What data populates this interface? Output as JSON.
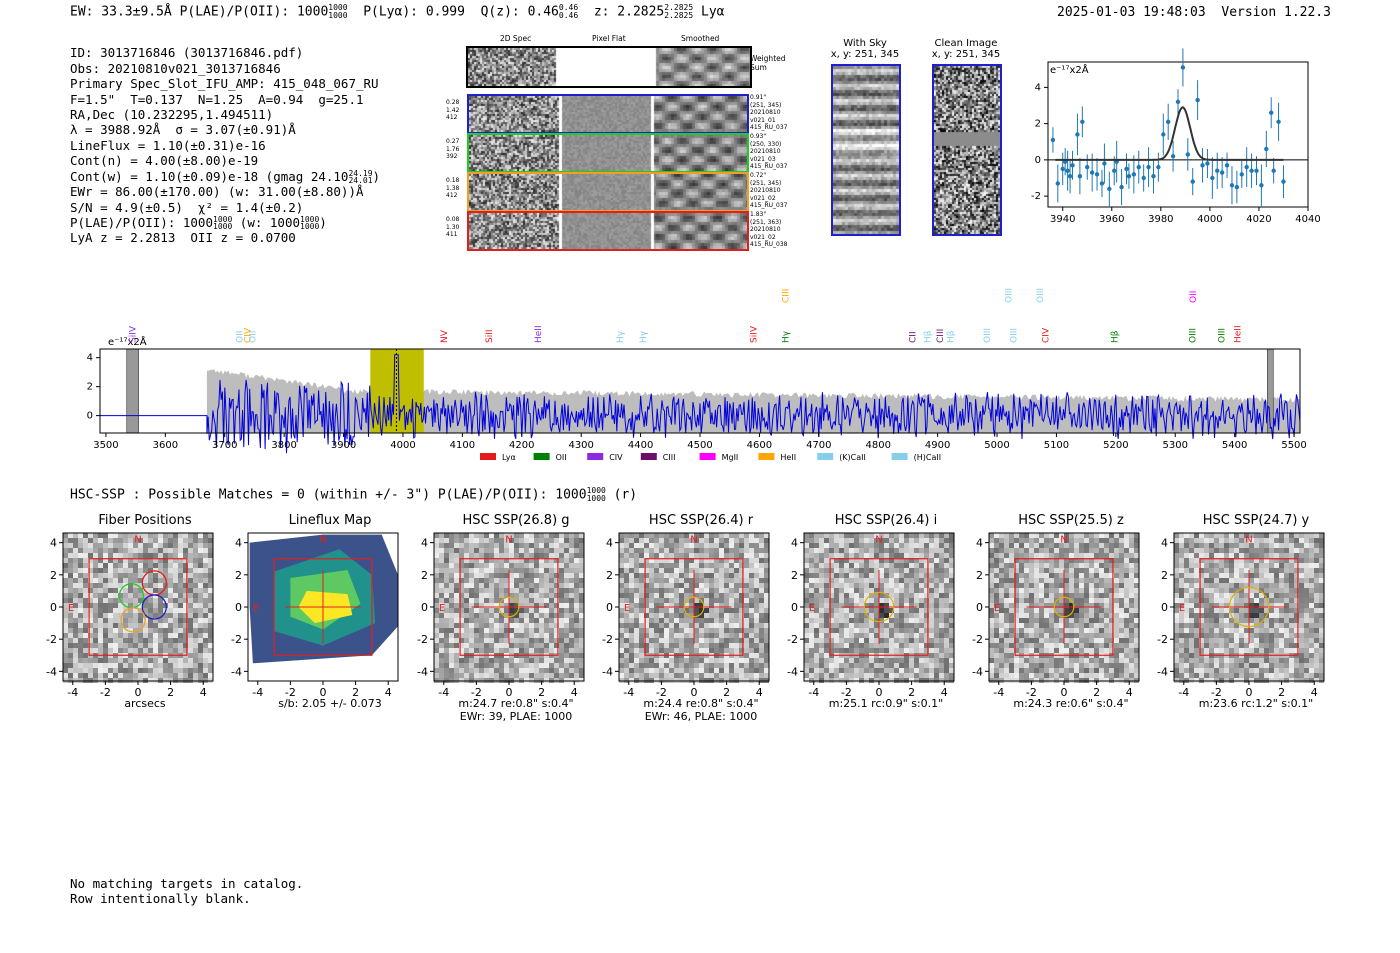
{
  "header": {
    "left": "EW: 33.3±9.5Å  P(LAE)/P(OII): 1000",
    "plae_sup": "1000",
    "plae_sub": "1000",
    "plya": "P(Lyα): 0.999",
    "qz": "Q(z): 0.46",
    "qz_sup": "0.46",
    "qz_sub": "0.46",
    "z": "z: 2.2825",
    "z_sup": "2.2825",
    "z_sub": "2.2825",
    "line": "Lyα",
    "timestamp": "2025-01-03 19:48:03",
    "version": "Version 1.22.3"
  },
  "info_lines": [
    "ID: 3013716846 (3013716846.pdf)",
    "Obs: 20210810v021_3013716846",
    "Primary Spec_Slot_IFU_AMP: 415_048_067_RU",
    "F=1.5\"  T=0.137  N=1.25  A=0.94  g=25.1",
    "RA,Dec (10.232295,1.494511)",
    "λ = 3988.92Å  σ = 3.07(±0.91)Å",
    "LineFlux = 1.10(±0.31)e-16",
    "Cont(n) = 4.00(±8.00)e-19",
    "Cont(w) = 1.10(±0.09)e-18 (gmag 24.10",
    "EWr = 86.00(±170.00) (w: 31.00(±8.80))Å",
    "S/N = 4.9(±0.5)  χ² = 1.4(±0.2)",
    "P(LAE)/P(OII): 1000",
    "LyA z = 2.2813  OII z = 0.0700"
  ],
  "info_extra": {
    "gmag_sup": "24.19",
    "gmag_sub": "24.01",
    "plae_sup": "1000",
    "plae_sub": "1000",
    "plae_w": "(w: 1000",
    "plae_w_sup": "1000",
    "plae_w_sub": "1000",
    "close": ")"
  },
  "cutouts": {
    "col_titles": [
      "2D Spec",
      "Pixel Flat",
      "Smoothed"
    ],
    "weighted_label": "Weighted Sum",
    "rows": [
      {
        "left": [
          "0.28",
          "1.42",
          "412"
        ],
        "right": [
          "0.91\"",
          "(251, 345)",
          "20210810",
          "v021_01",
          "415_RU_037"
        ],
        "color": "#1f1fd0"
      },
      {
        "left": [
          "0.27",
          "1.76",
          "392"
        ],
        "right": [
          "0.93\"",
          "(250, 330)",
          "20210810",
          "v021_03",
          "415_RU_037"
        ],
        "color": "#22cc22"
      },
      {
        "left": [
          "0.18",
          "1.38",
          "412"
        ],
        "right": [
          "0.72\"",
          "(251, 345)",
          "20210810",
          "v021_02",
          "415_RU_037"
        ],
        "color": "#f0a020"
      },
      {
        "left": [
          "0.08",
          "1.30",
          "411"
        ],
        "right": [
          "1.83\"",
          "(251, 363)",
          "20210810",
          "v021_02",
          "415_RU_038"
        ],
        "color": "#e02020"
      }
    ]
  },
  "sky": {
    "with_sky_title": "With Sky",
    "with_sky_coords": "x, y: 251, 345",
    "clean_title": "Clean Image",
    "clean_coords": "x, y: 251, 345"
  },
  "colors": {
    "blue": "#1f1fd0",
    "spec_blue": "#0000dd",
    "gray": "#bdbdbd",
    "olive": "#bfbf00",
    "point_blue": "#1f77b4",
    "red": "#e02020"
  },
  "chart_data": [
    {
      "name": "line-fit-zoom",
      "type": "scatter",
      "ylabel": "e⁻¹⁷x2Å",
      "xlim": [
        3934,
        4040
      ],
      "ylim": [
        -2.6,
        5.4
      ],
      "xticks": [
        3940,
        3960,
        3980,
        4000,
        4020,
        4040
      ],
      "yticks": [
        -2,
        0,
        2,
        4
      ],
      "points": [
        [
          3936,
          1.1
        ],
        [
          3938,
          -1.3
        ],
        [
          3940,
          -0.5
        ],
        [
          3941,
          -0.1
        ],
        [
          3942,
          -0.6
        ],
        [
          3943,
          -0.9
        ],
        [
          3944,
          -0.3
        ],
        [
          3946,
          1.4
        ],
        [
          3947,
          -0.9
        ],
        [
          3948,
          2.1
        ],
        [
          3950,
          -0.4
        ],
        [
          3952,
          -0.7
        ],
        [
          3954,
          -0.8
        ],
        [
          3956,
          -1.3
        ],
        [
          3957,
          -0.2
        ],
        [
          3959,
          -1.6
        ],
        [
          3961,
          -0.6
        ],
        [
          3962,
          -0.1
        ],
        [
          3964,
          -1.5
        ],
        [
          3966,
          -0.5
        ],
        [
          3967,
          -0.9
        ],
        [
          3969,
          -0.8
        ],
        [
          3971,
          -0.4
        ],
        [
          3973,
          -1.0
        ],
        [
          3975,
          -0.4
        ],
        [
          3977,
          -0.9
        ],
        [
          3979,
          -0.4
        ],
        [
          3981,
          1.4
        ],
        [
          3983,
          2.1
        ],
        [
          3985,
          0.2
        ],
        [
          3987,
          3.2
        ],
        [
          3989,
          5.1
        ],
        [
          3991,
          0.3
        ],
        [
          3993,
          -1.2
        ],
        [
          3995,
          3.3
        ],
        [
          3997,
          -0.3
        ],
        [
          3999,
          -0.2
        ],
        [
          4001,
          -1.0
        ],
        [
          4003,
          -0.6
        ],
        [
          4005,
          -0.7
        ],
        [
          4007,
          -0.3
        ],
        [
          4009,
          -1.4
        ],
        [
          4011,
          -1.5
        ],
        [
          4013,
          -0.8
        ],
        [
          4015,
          -0.4
        ],
        [
          4017,
          -0.6
        ],
        [
          4019,
          -0.6
        ],
        [
          4021,
          -1.4
        ],
        [
          4023,
          0.6
        ],
        [
          4025,
          2.6
        ],
        [
          4026,
          -0.6
        ],
        [
          4028,
          2.1
        ],
        [
          4030,
          -1.2
        ]
      ],
      "fit": {
        "amplitude": 2.9,
        "center": 3988.9,
        "sigma": 3.07,
        "baseline": 0.0,
        "range": [
          3937,
          4030
        ]
      }
    },
    {
      "name": "full-spectrum",
      "type": "line",
      "ylabel": "e⁻¹⁷x2Å",
      "xlim": [
        3490,
        5510
      ],
      "ylim": [
        -1.2,
        4.6
      ],
      "xticks": [
        3500,
        3600,
        3700,
        3800,
        3900,
        4000,
        4100,
        4200,
        4300,
        4400,
        4500,
        4600,
        4700,
        4800,
        4900,
        5000,
        5100,
        5200,
        5300,
        5400,
        5500
      ],
      "yticks": [
        0,
        2,
        4
      ],
      "highlight_range": [
        3945,
        4035
      ],
      "masked_ranges": [
        [
          3535,
          3555
        ],
        [
          5455,
          5465
        ]
      ],
      "data_start": 3670,
      "legend": [
        {
          "label": "Lyα",
          "color": "#e41a1c"
        },
        {
          "label": "OII",
          "color": "#008000"
        },
        {
          "label": "CIV",
          "color": "#8a2be2"
        },
        {
          "label": "CIII",
          "color": "#6b0f6b"
        },
        {
          "label": "MgII",
          "color": "#ff00ff"
        },
        {
          "label": "HeII",
          "color": "#ffa500"
        },
        {
          "label": "(K)CaII",
          "color": "#87ceeb"
        },
        {
          "label": "(H)CaII",
          "color": "#87ceeb"
        }
      ],
      "line_markers": [
        {
          "label": "SiIV",
          "x": 3545,
          "level": 0,
          "color": "#8a2be2"
        },
        {
          "label": "OII",
          "x": 3725,
          "level": 0,
          "color": "#87ceeb"
        },
        {
          "label": "CIV",
          "x": 3738,
          "level": 0,
          "color": "#ffa500"
        },
        {
          "label": "OII",
          "x": 3747,
          "level": 0,
          "color": "#87ceeb"
        },
        {
          "label": "NV",
          "x": 4069,
          "level": 0,
          "color": "#e41a1c"
        },
        {
          "label": "SiII",
          "x": 4145,
          "level": 0,
          "color": "#e41a1c"
        },
        {
          "label": "HeII",
          "x": 4227,
          "level": 0,
          "color": "#8a2be2"
        },
        {
          "label": "Hγ",
          "x": 4365,
          "level": 0,
          "color": "#87ceeb"
        },
        {
          "label": "Hγ",
          "x": 4404,
          "level": 0,
          "color": "#87ceeb"
        },
        {
          "label": "SiIV",
          "x": 4590,
          "level": 0,
          "color": "#e41a1c"
        },
        {
          "label": "CIII",
          "x": 4644,
          "level": 1,
          "color": "#ffa500"
        },
        {
          "label": "Hγ",
          "x": 4644,
          "level": 0,
          "color": "#008000"
        },
        {
          "label": "CII",
          "x": 4858,
          "level": 0,
          "color": "#6b0f6b"
        },
        {
          "label": "Hβ",
          "x": 4883,
          "level": 0,
          "color": "#87ceeb"
        },
        {
          "label": "CIII",
          "x": 4904,
          "level": 0,
          "color": "#6b0f6b"
        },
        {
          "label": "Hβ",
          "x": 4922,
          "level": 0,
          "color": "#87ceeb"
        },
        {
          "label": "OIII",
          "x": 4983,
          "level": 0,
          "color": "#87ceeb"
        },
        {
          "label": "OIII",
          "x": 5019,
          "level": 1,
          "color": "#87ceeb"
        },
        {
          "label": "OIII",
          "x": 5028,
          "level": 0,
          "color": "#87ceeb"
        },
        {
          "label": "OIII",
          "x": 5072,
          "level": 1,
          "color": "#87ceeb"
        },
        {
          "label": "CIV",
          "x": 5082,
          "level": 0,
          "color": "#e41a1c"
        },
        {
          "label": "Hβ",
          "x": 5198,
          "level": 0,
          "color": "#008000"
        },
        {
          "label": "OII",
          "x": 5330,
          "level": 1,
          "color": "#ff00ff"
        },
        {
          "label": "OIII",
          "x": 5329,
          "level": 0,
          "color": "#008000"
        },
        {
          "label": "OIII",
          "x": 5378,
          "level": 0,
          "color": "#008000"
        },
        {
          "label": "HeII",
          "x": 5405,
          "level": 0,
          "color": "#e41a1c"
        }
      ]
    }
  ],
  "hsc": {
    "summary": "HSC-SSP : Possible Matches = 0 (within +/- 3\")  P(LAE)/P(OII): 1000",
    "summary_sup": "1000",
    "summary_sub": "1000",
    "summary_tail": "(r)",
    "panels": [
      {
        "title": "Fiber Positions",
        "cap1": "arcsecs",
        "cap2": "",
        "kind": "fiber"
      },
      {
        "title": "Lineflux Map",
        "cap1": "s/b: 2.05 +/- 0.073",
        "cap2": "",
        "kind": "flux"
      },
      {
        "title": "HSC SSP(26.8) g",
        "cap1": "m:24.7  re:0.8\"  s:0.4\"",
        "cap2": "EWr: 39, PLAE: 1000",
        "kind": "img",
        "aperture": 0.6
      },
      {
        "title": "HSC SSP(26.4) r",
        "cap1": "m:24.4  re:0.8\"  s:0.4\"",
        "cap2": "EWr: 46, PLAE: 1000",
        "kind": "img",
        "aperture": 0.6
      },
      {
        "title": "HSC SSP(26.4) i",
        "cap1": "m:25.1 rc:0.9\"  s:0.1\"",
        "cap2": "",
        "kind": "img",
        "aperture": 0.9
      },
      {
        "title": "HSC SSP(25.5) z",
        "cap1": "m:24.3  re:0.6\"  s:0.4\"",
        "cap2": "",
        "kind": "img",
        "aperture": 0.6
      },
      {
        "title": "HSC SSP(24.7) y",
        "cap1": "m:23.6 rc:1.2\"  s:0.1\"",
        "cap2": "",
        "kind": "img",
        "aperture": 1.2
      }
    ],
    "axis_ticks": [
      -4,
      -2,
      0,
      2,
      4
    ],
    "north": "N",
    "east": "E"
  },
  "footer": [
    "No matching targets in catalog.",
    "Row intentionally blank."
  ]
}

══════════

[TASK BRIEF] Look through the entries above; copy each line where the string "Cont" appears.

[TASK RESPONSE]
    "Cont(n) = 4.00(±8.00)e-19",
    "Cont(w) = 1.10(±0.09)e-18 (gmag 24.10",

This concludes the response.